* [Records shown]:
○ ○ ○

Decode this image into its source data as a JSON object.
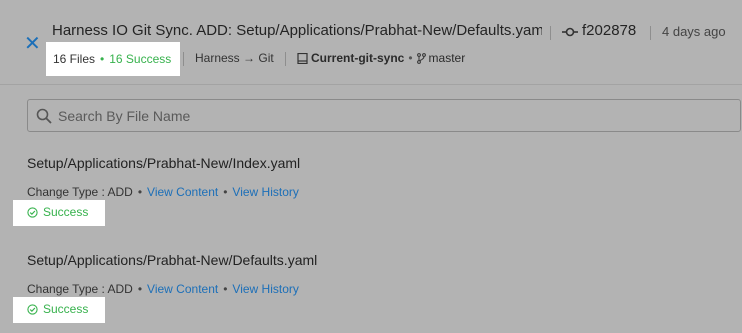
{
  "header": {
    "title": "Harness IO Git Sync. ADD: Setup/Applications/Prabhat-New/Defaults.yaml ...",
    "commit_hash": "f202878",
    "time_ago": "4 days ago",
    "files_count": "16 Files",
    "success_count": "16 Success",
    "direction_from": "Harness",
    "direction_arrow": "→",
    "direction_to": "Git",
    "repo_name": "Current-git-sync",
    "branch": "master"
  },
  "search": {
    "placeholder": "Search By File Name"
  },
  "files": [
    {
      "path": "Setup/Applications/Prabhat-New/Index.yaml",
      "change_label": "Change Type : ADD",
      "view_content": "View Content",
      "view_history": "View History",
      "status": "Success"
    },
    {
      "path": "Setup/Applications/Prabhat-New/Defaults.yaml",
      "change_label": "Change Type : ADD",
      "view_content": "View Content",
      "view_history": "View History",
      "status": "Success"
    }
  ],
  "colors": {
    "accent": "#1c6fb8",
    "success": "#37b24d",
    "overlay_bg": "#b3b3b3"
  },
  "icons": [
    "close-icon",
    "commit-icon",
    "repo-icon",
    "branch-icon",
    "search-icon",
    "check-circle-icon"
  ]
}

○ ○ ○

* [Request]: Pull out the lines above in which the word "Prabhat" appears.

* [Complete answer]:
    "title": "Harness IO Git Sync. ADD: Setup/Applications/Prabhat-New/Defaults.yaml ...",
      "path": "Setup/Applications/Prabhat-New/Index.yaml",
      "path": "Setup/Applications/Prabhat-New/Defaults.yaml",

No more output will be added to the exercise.